[Stored entries]
━━━━
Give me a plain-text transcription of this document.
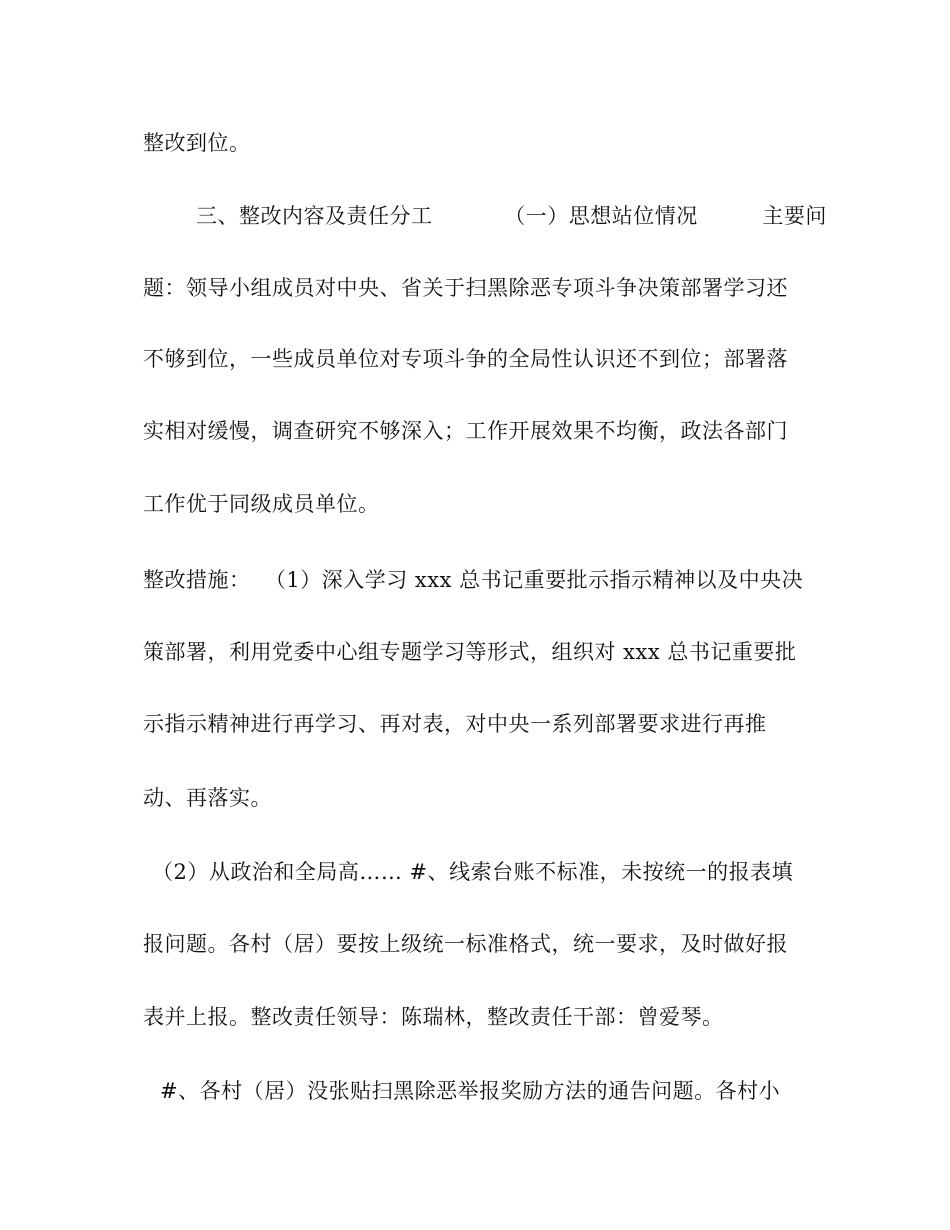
整改到位。
三、整改内容及责任分工          （一）思想站位情况         主要问
题：领导小组成员对中央、省关于扫黑除恶专项斗争决策部署学习还
不够到位，一些成员单位对专项斗争的全局性认识还不到位；部署落
实相对缓慢，调查研究不够深入；工作开展效果不均衡，政法各部门
工作优于同级成员单位。
整改措施：  （1）深入学习 xxx 总书记重要批示指示精神以及中央决
策部署，利用党委中心组专题学习等形式，组织对 xxx 总书记重要批
示指示精神进行再学习、再对表，对中央一系列部署要求进行再推
动、再落实。
（2）从政治和全局高…… #、线索台账不标准，未按统一的报表填
报问题。各村（居）要按上级统一标准格式，统一要求，及时做好报
表并上报。整改责任领导：陈瑞林，整改责任干部：曾爱琴。
#、各村（居）没张贴扫黑除恶举报奖励方法的通告问题。各村小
━━━━
▸ **PROBLEM DESCRIPTION**
Repeat the material above word for word, please, apart from its images.

▸ **OUTPUT**
Give me a plain-text transcription of this document.
整改到位。
三、整改内容及责任分工          （一）思想站位情况         主要问
题：领导小组成员对中央、省关于扫黑除恶专项斗争决策部署学习还
不够到位，一些成员单位对专项斗争的全局性认识还不到位；部署落
实相对缓慢，调查研究不够深入；工作开展效果不均衡，政法各部门
工作优于同级成员单位。
整改措施：  （1）深入学习 xxx 总书记重要批示指示精神以及中央决
策部署，利用党委中心组专题学习等形式，组织对 xxx 总书记重要批
示指示精神进行再学习、再对表，对中央一系列部署要求进行再推
动、再落实。
（2）从政治和全局高…… #、线索台账不标准，未按统一的报表填
报问题。各村（居）要按上级统一标准格式，统一要求，及时做好报
表并上报。整改责任领导：陈瑞林，整改责任干部：曾爱琴。
#、各村（居）没张贴扫黑除恶举报奖励方法的通告问题。各村小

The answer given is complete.